## Stored rows
— START —
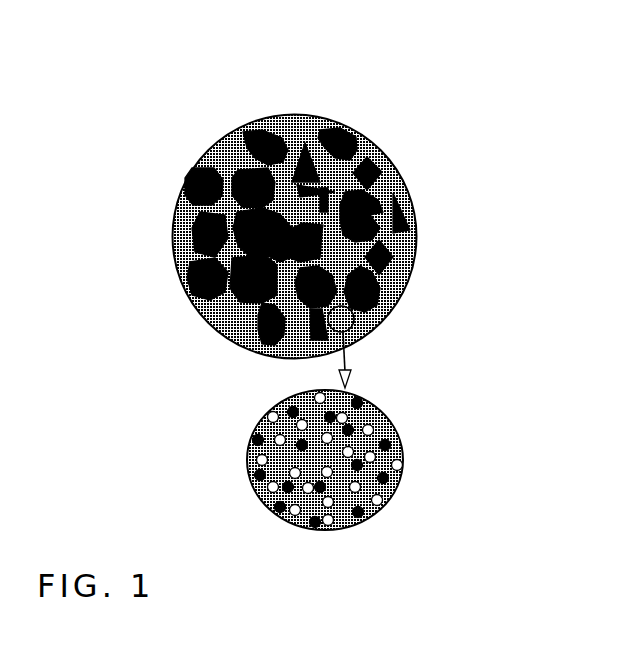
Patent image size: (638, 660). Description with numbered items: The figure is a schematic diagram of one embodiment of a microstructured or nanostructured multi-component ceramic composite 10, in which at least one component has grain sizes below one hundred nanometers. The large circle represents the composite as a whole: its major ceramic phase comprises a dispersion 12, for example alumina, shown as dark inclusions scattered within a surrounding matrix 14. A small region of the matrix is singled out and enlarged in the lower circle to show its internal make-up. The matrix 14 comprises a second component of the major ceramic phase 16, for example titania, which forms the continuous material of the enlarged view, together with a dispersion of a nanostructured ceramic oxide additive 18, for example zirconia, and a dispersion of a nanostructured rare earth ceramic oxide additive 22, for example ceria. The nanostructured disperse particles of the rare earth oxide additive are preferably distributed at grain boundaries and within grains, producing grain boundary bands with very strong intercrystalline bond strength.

The multi-component ceramic composite 10 is at (329, 84).
The dispersion 12 is at (380, 166).
The matrix 14 is at (398, 272).
The second component of the major ceramic phase 16 is at (356, 511).
The nanostructured ceramic oxide additive 18 is at (394, 439).
The nanostructured rare earth ceramic oxide additive 22 is at (403, 465).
— END —
## What is asked
Please tally how many lines of the listing contain the string "composite", and reply with that number alone.

## Result for this exercise
2